* _Task objective_: Wherever the string "best" appears in a line, extract that line.

* _Stored records_:
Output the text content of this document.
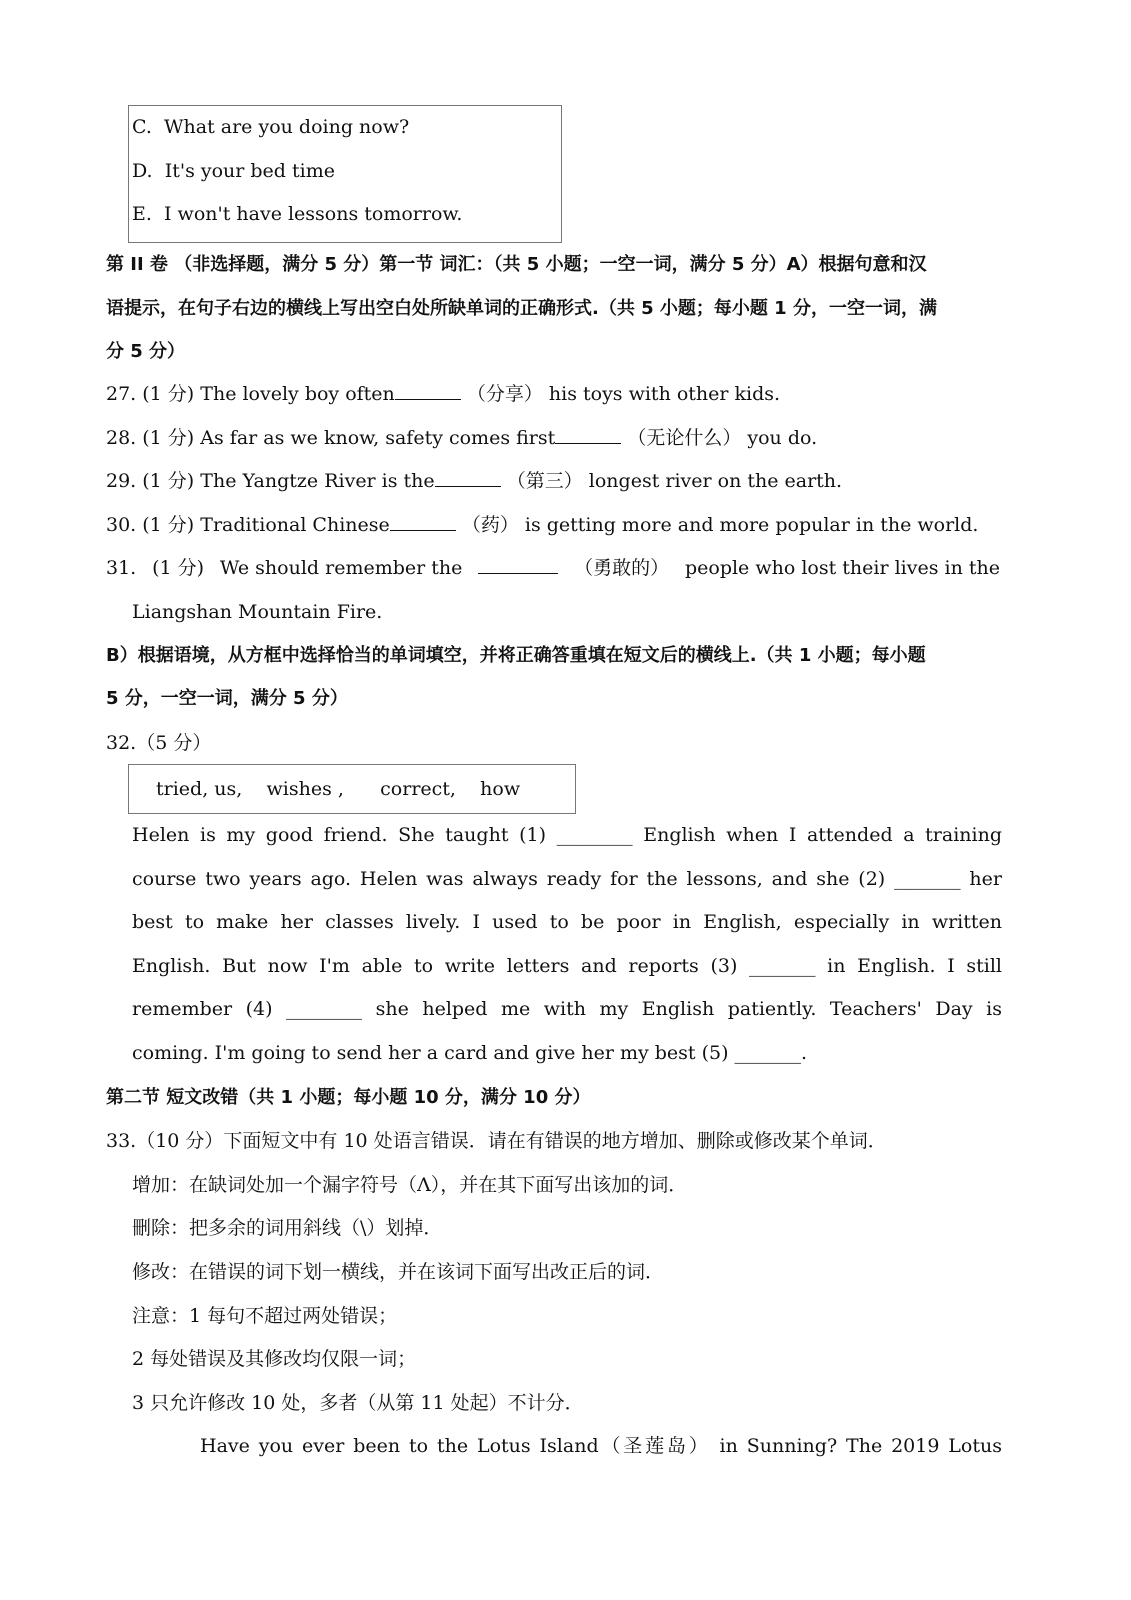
C. What are you doing now?
D. It's your bed time
E. I won't have lessons tomorrow.
第 II 卷 （非选择题，满分 5 分）第一节 词汇：（共 5 小题；一空一词，满分 5 分）A）根据句意和汉
语提示，在句子右边的横线上写出空白处所缺单词的正确形式.（共 5 小题；每小题 1 分，一空一词，满
分 5 分）
27. (1 分) The lovely boy often	（分享） his toys with other kids.
28. (1 分) As far as we know, safety comes first	（无论什么） you do.
29. (1 分) The Yangtze River is the	（第三） longest river on the earth.
30. (1 分) Traditional Chinese	（药） is getting more and more popular in the world.
31. (1 分) We should remember the	（勇敢的） people who lost their lives in the
Liangshan Mountain Fire.
B）根据语境，从方框中选择恰当的单词填空，并将正确答重填在短文后的横线上.（共 1 小题；每小题
5 分，一空一词，满分 5 分）
32.（5 分）
tried, us, wishes , correct, how
Helen is my good friend. She taught (1) ________ English when I attended a training
course two years ago. Helen was always ready for the lessons, and she (2) _______ her
best to make her classes lively. I used to be poor in English, especially in written
English. But now I'm able to write letters and reports (3) _______ in English. I still
remember (4) ________ she helped me with my English patiently. Teachers' Day is
coming. I'm going to send her a card and give her my best (5) _______.
第二节 短文改错（共 1 小题；每小题 10 分，满分 10 分）
33.（10 分）下面短文中有 10 处语言错误．请在有错误的地方增加、删除或修改某个单词．
增加：在缺词处加一个漏字符号（Λ），并在其下面写出该加的词．
刪除：把多余的词用斜线（\）划掉．
修改：在错误的词下划一横线，并在该词下面写出改正后的词．
注意：1 每句不超过两处错误；
2 每处错误及其修改均仅限一词；
3 只允许修改 10 处，多者（从第 11 处起）不计分．
Have you ever been to the Lotus Island（圣莲岛） in Sunning? The 2019 Lotus
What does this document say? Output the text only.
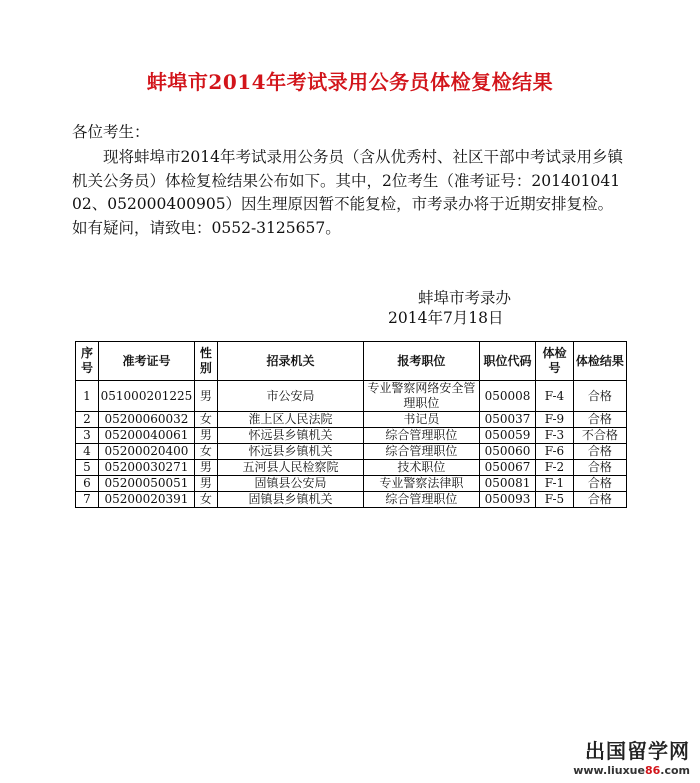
蚌埠市2014年考试录用公务员体检复检结果
各位考生：
现将蚌埠市2014年考试录用公务员（含从优秀村、社区干部中考试录用乡镇机关公务员）体检复检结果公布如下。其中，2位考生（准考证号：20140104102、052000400905）因生理原因暂不能复检，市考录办将于近期安排复检。如有疑问，请致电：0552-3125657。
蚌埠市考录办
2014年7月18日
序号	准考证号	性别	招录机关	报考职位	职位代码	体检号	体检结果
1	051000201225	男	市公安局	专业警察网络安全管理职位	050008	F-4	合格
2	05200060032	女	淮上区人民法院	书记员	050037	F-9	合格
3	05200040061	男	怀远县乡镇机关	综合管理职位	050059	F-3	不合格
4	05200020400	女	怀远县乡镇机关	综合管理职位	050060	F-6	合格
5	05200030271	男	五河县人民检察院	技术职位	050067	F-2	合格
6	05200050051	男	固镇县公安局	专业警察法律职	050081	F-1	合格
7	05200020391	女	固镇县乡镇机关	综合管理职位	050093	F-5	合格
出国留学网
www.liuxue86.com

* _Complete response_:
best to make her classes lively. I used to be poor in English, especially in written
coming. I'm going to send her a card and give her my best (5) _______.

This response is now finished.